* _WHAT IS REQUIRED_:
Below are some records; repeat them all exactly, minus the pictures.

Data entries for graphics
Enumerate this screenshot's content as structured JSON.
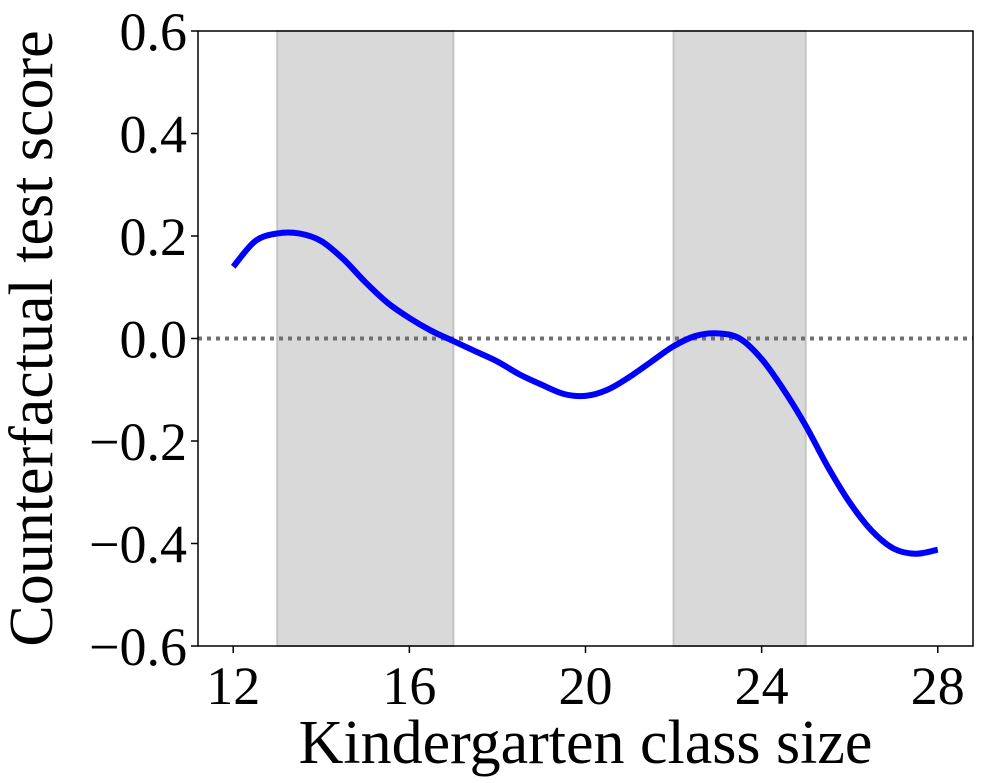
{
  "chart_data": {
    "type": "line",
    "xlabel": "Kindergarten class size",
    "ylabel": "Counterfactual test score",
    "xlim": [
      11.2,
      28.8
    ],
    "ylim": [
      -0.6,
      0.6
    ],
    "xticks": [
      12,
      16,
      20,
      24,
      28
    ],
    "yticks": [
      -0.6,
      -0.4,
      -0.2,
      0.0,
      0.2,
      0.4,
      0.6
    ],
    "xtick_labels": [
      "12",
      "16",
      "20",
      "24",
      "28"
    ],
    "ytick_labels": [
      "−0.6",
      "−0.4",
      "−0.2",
      "0.0",
      "0.2",
      "0.4",
      "0.6"
    ],
    "grid": false,
    "shaded_regions": [
      {
        "x_start": 13,
        "x_end": 17,
        "color": "#d9d9d9"
      },
      {
        "x_start": 22,
        "x_end": 25,
        "color": "#d9d9d9"
      }
    ],
    "reference_line": {
      "y": 0.0,
      "style": "dotted",
      "color": "#707070"
    },
    "series": [
      {
        "color": "#0000ff",
        "x": [
          12,
          12.5,
          13,
          13.5,
          14,
          14.5,
          15,
          15.5,
          16,
          16.5,
          17,
          17.5,
          18,
          18.5,
          19,
          19.5,
          20,
          20.5,
          21,
          21.5,
          22,
          22.5,
          23,
          23.5,
          24,
          24.5,
          25,
          25.5,
          26,
          26.5,
          27,
          27.5,
          28
        ],
        "y": [
          0.14,
          0.19,
          0.205,
          0.205,
          0.19,
          0.155,
          0.11,
          0.07,
          0.04,
          0.015,
          -0.005,
          -0.025,
          -0.045,
          -0.07,
          -0.09,
          -0.108,
          -0.112,
          -0.1,
          -0.075,
          -0.045,
          -0.015,
          0.005,
          0.01,
          0.0,
          -0.04,
          -0.1,
          -0.17,
          -0.25,
          -0.32,
          -0.375,
          -0.41,
          -0.42,
          -0.412
        ]
      }
    ]
  }
}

* _RESPONSE_:
Enumerate this screenshot's content as structured JSON.
{
  "chart_data": {
    "type": "line",
    "xlabel": "Kindergarten class size",
    "ylabel": "Counterfactual test score",
    "xlim": [
      11.2,
      28.8
    ],
    "ylim": [
      -0.6,
      0.6
    ],
    "xticks": [
      12,
      16,
      20,
      24,
      28
    ],
    "yticks": [
      -0.6,
      -0.4,
      -0.2,
      0.0,
      0.2,
      0.4,
      0.6
    ],
    "xtick_labels": [
      "12",
      "16",
      "20",
      "24",
      "28"
    ],
    "ytick_labels": [
      "−0.6",
      "−0.4",
      "−0.2",
      "0.0",
      "0.2",
      "0.4",
      "0.6"
    ],
    "grid": false,
    "shaded_regions": [
      {
        "x_start": 13,
        "x_end": 17,
        "color": "#d9d9d9"
      },
      {
        "x_start": 22,
        "x_end": 25,
        "color": "#d9d9d9"
      }
    ],
    "reference_line": {
      "y": 0.0,
      "style": "dotted",
      "color": "#707070"
    },
    "series": [
      {
        "color": "#0000ff",
        "x": [
          12,
          12.5,
          13,
          13.5,
          14,
          14.5,
          15,
          15.5,
          16,
          16.5,
          17,
          17.5,
          18,
          18.5,
          19,
          19.5,
          20,
          20.5,
          21,
          21.5,
          22,
          22.5,
          23,
          23.5,
          24,
          24.5,
          25,
          25.5,
          26,
          26.5,
          27,
          27.5,
          28
        ],
        "y": [
          0.14,
          0.19,
          0.205,
          0.205,
          0.19,
          0.155,
          0.11,
          0.07,
          0.04,
          0.015,
          -0.005,
          -0.025,
          -0.045,
          -0.07,
          -0.09,
          -0.108,
          -0.112,
          -0.1,
          -0.075,
          -0.045,
          -0.015,
          0.005,
          0.01,
          0.0,
          -0.04,
          -0.1,
          -0.17,
          -0.25,
          -0.32,
          -0.375,
          -0.41,
          -0.42,
          -0.412
        ]
      }
    ]
  }
}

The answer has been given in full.